In the material below, list every line carrying the string "голубянки".

> [EXERCISE INPUT]
(begin)

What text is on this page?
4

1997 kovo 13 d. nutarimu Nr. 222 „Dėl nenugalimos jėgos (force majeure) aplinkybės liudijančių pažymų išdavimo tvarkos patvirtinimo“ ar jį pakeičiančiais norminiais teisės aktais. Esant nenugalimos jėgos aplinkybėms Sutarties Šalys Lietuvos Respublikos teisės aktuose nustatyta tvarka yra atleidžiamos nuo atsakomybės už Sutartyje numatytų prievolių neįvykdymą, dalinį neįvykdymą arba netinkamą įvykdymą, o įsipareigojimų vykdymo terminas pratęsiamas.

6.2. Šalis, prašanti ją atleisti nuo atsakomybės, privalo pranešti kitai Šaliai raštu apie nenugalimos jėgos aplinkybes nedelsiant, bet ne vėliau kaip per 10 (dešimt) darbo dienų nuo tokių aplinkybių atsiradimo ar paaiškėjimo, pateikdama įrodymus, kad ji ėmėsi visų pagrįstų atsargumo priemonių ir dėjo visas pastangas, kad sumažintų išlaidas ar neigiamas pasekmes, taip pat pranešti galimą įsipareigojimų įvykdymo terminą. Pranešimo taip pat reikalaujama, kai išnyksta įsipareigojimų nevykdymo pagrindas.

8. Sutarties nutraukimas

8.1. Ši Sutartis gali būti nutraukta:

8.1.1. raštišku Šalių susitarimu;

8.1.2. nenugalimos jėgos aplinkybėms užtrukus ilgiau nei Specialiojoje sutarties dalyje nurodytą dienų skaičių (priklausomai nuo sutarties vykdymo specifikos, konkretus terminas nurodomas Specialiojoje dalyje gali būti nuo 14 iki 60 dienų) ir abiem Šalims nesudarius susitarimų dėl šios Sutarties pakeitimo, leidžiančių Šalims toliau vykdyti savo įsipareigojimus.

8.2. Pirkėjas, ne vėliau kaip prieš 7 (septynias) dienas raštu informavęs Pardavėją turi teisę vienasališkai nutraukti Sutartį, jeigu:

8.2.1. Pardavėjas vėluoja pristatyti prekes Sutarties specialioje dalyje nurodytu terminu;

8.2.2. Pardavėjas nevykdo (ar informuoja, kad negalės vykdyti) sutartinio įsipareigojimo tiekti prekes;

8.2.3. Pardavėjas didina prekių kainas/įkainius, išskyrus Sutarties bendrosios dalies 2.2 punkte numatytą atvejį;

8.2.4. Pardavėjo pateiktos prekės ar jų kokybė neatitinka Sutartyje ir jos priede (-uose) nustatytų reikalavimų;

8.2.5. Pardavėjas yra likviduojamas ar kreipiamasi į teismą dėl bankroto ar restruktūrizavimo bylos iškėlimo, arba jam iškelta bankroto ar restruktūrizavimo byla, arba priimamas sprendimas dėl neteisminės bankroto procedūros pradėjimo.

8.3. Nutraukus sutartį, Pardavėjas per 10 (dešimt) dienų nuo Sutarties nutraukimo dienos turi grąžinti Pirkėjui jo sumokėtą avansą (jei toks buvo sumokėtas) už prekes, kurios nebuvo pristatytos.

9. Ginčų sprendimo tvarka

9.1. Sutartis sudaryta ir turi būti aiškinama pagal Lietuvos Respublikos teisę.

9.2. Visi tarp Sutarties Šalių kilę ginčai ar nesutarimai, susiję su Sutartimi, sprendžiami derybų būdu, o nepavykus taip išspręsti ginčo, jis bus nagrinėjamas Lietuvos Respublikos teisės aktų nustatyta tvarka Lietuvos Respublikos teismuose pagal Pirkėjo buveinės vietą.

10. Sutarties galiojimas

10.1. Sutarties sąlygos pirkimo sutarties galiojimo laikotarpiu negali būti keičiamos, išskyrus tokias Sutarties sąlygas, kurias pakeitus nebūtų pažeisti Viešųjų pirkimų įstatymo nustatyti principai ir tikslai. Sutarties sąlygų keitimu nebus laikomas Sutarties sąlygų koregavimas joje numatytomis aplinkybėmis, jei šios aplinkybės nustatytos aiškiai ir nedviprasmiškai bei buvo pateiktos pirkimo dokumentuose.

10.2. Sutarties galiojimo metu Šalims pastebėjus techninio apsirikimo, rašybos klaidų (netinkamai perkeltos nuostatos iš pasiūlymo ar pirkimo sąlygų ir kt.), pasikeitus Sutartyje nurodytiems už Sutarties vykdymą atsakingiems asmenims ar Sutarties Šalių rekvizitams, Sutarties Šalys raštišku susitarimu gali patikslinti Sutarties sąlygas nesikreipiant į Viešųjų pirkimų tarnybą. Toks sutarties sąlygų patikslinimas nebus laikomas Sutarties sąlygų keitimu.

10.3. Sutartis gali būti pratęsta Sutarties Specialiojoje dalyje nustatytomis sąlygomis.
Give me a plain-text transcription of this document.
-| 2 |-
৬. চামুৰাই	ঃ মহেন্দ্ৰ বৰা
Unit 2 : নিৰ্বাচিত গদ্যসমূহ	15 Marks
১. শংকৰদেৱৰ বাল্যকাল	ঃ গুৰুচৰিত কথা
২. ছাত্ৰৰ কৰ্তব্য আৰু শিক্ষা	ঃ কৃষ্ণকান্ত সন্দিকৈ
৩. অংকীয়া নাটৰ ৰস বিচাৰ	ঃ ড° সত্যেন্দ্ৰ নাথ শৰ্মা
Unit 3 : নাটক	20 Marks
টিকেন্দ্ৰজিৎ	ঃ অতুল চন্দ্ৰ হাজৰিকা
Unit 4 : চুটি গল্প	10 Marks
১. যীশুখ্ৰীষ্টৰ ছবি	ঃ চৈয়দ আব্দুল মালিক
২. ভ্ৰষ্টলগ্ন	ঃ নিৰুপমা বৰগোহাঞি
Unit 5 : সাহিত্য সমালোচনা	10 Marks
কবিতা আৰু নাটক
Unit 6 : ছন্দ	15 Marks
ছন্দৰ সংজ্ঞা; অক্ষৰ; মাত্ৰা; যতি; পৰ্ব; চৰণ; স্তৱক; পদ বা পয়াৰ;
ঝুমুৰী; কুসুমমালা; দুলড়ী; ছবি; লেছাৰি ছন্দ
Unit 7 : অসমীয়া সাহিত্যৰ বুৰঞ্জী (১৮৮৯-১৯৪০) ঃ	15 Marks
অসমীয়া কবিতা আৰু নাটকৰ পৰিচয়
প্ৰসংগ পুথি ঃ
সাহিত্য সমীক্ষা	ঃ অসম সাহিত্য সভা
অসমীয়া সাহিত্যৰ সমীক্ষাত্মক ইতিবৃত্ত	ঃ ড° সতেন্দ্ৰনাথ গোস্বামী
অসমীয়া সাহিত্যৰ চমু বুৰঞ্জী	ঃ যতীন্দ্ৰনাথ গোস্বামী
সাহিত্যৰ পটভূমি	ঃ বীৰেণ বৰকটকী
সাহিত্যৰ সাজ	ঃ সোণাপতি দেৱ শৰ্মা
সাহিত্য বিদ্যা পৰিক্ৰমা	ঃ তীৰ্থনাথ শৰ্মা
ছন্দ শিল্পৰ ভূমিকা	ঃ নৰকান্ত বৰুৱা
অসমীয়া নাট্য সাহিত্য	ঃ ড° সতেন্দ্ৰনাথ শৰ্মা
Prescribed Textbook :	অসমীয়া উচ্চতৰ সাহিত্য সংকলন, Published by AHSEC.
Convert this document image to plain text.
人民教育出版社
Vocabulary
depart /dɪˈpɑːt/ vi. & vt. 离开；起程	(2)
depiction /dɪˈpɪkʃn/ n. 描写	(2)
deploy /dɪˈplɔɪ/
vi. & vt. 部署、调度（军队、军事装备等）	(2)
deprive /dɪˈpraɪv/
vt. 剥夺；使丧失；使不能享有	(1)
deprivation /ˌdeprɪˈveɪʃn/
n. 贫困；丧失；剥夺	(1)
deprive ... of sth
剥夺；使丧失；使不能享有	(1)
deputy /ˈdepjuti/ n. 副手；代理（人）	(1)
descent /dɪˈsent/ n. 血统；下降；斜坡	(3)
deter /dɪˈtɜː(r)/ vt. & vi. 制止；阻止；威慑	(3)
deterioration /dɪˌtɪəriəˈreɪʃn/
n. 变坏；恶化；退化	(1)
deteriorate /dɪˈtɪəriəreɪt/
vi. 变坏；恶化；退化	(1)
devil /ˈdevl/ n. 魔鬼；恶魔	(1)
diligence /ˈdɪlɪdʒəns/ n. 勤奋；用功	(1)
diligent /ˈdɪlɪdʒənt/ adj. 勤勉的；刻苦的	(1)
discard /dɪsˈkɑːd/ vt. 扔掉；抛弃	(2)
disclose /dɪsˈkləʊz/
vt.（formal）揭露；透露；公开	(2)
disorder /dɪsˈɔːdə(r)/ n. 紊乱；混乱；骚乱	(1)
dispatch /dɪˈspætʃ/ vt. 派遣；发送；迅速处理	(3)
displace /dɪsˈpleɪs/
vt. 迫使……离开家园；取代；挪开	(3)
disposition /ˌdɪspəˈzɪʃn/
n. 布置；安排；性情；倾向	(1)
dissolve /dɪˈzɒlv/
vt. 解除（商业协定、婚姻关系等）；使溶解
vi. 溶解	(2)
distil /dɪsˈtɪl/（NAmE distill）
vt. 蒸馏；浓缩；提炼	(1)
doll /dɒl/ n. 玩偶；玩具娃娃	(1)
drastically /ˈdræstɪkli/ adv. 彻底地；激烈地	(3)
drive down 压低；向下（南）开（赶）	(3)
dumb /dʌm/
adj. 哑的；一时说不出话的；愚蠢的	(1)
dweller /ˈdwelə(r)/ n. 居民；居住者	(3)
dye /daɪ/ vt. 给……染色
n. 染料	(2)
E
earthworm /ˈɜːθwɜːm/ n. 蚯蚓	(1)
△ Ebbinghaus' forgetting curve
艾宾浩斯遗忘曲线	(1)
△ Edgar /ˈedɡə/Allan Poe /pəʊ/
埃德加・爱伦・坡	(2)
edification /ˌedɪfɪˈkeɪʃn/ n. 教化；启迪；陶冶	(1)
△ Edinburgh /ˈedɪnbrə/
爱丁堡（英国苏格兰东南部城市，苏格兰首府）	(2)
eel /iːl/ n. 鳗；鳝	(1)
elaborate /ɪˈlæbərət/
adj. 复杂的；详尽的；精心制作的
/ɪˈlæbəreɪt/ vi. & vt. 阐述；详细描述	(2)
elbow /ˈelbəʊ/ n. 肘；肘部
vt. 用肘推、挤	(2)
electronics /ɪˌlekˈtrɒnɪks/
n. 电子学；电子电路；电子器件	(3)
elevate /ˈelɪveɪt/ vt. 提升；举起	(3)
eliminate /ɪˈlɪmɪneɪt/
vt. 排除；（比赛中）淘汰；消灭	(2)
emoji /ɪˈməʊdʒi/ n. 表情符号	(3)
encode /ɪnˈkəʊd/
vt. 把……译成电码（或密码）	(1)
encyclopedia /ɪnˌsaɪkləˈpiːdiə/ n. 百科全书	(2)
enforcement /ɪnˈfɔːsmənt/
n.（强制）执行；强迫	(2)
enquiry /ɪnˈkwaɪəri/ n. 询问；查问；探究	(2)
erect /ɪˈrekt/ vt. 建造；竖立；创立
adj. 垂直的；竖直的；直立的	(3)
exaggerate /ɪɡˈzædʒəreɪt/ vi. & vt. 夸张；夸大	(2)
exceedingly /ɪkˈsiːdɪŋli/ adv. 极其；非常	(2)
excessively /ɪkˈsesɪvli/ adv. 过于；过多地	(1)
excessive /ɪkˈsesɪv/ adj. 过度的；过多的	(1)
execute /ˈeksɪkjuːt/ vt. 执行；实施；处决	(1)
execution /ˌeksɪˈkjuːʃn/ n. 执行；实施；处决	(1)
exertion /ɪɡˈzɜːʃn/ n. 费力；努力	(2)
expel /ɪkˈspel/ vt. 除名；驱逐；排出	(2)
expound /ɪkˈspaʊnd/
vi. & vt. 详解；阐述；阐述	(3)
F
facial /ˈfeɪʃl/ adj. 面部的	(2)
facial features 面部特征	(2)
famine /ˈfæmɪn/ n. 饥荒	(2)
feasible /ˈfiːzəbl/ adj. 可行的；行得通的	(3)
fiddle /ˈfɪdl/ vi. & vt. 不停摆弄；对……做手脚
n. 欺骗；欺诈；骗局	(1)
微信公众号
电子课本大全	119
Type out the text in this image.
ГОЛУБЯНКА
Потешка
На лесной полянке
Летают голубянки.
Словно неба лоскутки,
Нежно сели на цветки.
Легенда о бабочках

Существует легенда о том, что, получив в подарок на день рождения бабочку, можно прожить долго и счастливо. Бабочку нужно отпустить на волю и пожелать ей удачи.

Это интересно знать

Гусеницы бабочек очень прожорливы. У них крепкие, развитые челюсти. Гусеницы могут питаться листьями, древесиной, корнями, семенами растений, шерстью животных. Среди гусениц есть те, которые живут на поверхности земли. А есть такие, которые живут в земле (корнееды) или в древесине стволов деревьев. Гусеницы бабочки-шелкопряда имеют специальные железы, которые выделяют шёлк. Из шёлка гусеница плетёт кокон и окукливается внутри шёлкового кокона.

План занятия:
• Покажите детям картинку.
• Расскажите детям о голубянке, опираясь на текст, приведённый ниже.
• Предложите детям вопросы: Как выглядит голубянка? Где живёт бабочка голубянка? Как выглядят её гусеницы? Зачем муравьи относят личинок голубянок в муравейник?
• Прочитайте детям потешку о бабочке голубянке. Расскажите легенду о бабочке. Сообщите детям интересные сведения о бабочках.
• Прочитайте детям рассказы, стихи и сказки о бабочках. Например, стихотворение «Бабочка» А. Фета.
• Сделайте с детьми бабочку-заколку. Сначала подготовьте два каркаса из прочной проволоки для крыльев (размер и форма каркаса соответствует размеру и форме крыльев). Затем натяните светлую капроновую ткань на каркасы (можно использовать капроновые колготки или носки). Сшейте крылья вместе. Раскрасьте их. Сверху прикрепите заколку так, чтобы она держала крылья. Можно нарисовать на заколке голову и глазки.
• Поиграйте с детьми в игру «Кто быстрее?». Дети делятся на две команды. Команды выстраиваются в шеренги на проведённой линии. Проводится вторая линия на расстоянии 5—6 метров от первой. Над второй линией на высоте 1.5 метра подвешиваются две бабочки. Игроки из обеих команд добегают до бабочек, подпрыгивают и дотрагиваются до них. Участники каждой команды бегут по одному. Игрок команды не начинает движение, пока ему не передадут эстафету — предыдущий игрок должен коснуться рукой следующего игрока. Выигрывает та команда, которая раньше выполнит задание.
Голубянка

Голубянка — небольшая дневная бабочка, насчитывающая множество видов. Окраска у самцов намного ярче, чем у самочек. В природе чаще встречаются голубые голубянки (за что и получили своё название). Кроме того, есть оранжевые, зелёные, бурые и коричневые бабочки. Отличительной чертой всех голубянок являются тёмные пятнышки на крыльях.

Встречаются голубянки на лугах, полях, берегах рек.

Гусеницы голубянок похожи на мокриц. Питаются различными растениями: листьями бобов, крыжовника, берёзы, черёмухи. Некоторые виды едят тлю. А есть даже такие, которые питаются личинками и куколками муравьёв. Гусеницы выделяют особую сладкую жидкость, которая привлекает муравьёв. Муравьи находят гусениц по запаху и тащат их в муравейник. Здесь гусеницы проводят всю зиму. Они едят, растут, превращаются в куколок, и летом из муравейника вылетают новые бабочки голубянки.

(end)

> [EXPECTED ANSWER]
Летают голубянки.
Голубянка — небольшая дневная бабочка, насчитывающая множество видов. Окраска у самцов намного ярче, чем у самочек. В природе чаще встречаются голубые голубянки (за что и получили своё название). Кроме того, есть оранжевые, зелёные, бурые и коричневые бабочки. Отличительной чертой всех голубянок являются тёмные пятнышки на крыльях.
Встречаются голубянки на лугах, полях, берегах рек.
Гусеницы голубянок похожи на мокриц. Питаются различными растениями: листьями бобов, крыжовника, берёзы, черёмухи. Некоторые виды едят тлю. А есть даже такие, которые питаются личинками и куколками муравьёв. Гусеницы выделяют особую сладкую жидкость, которая привлекает муравьёв. Муравьи находят гусениц по запаху и тащат их в муравейник. Здесь гусеницы проводят всю зиму. Они едят, растут, превращаются в куколок, и летом из муравейника вылетают новые бабочки голубянки.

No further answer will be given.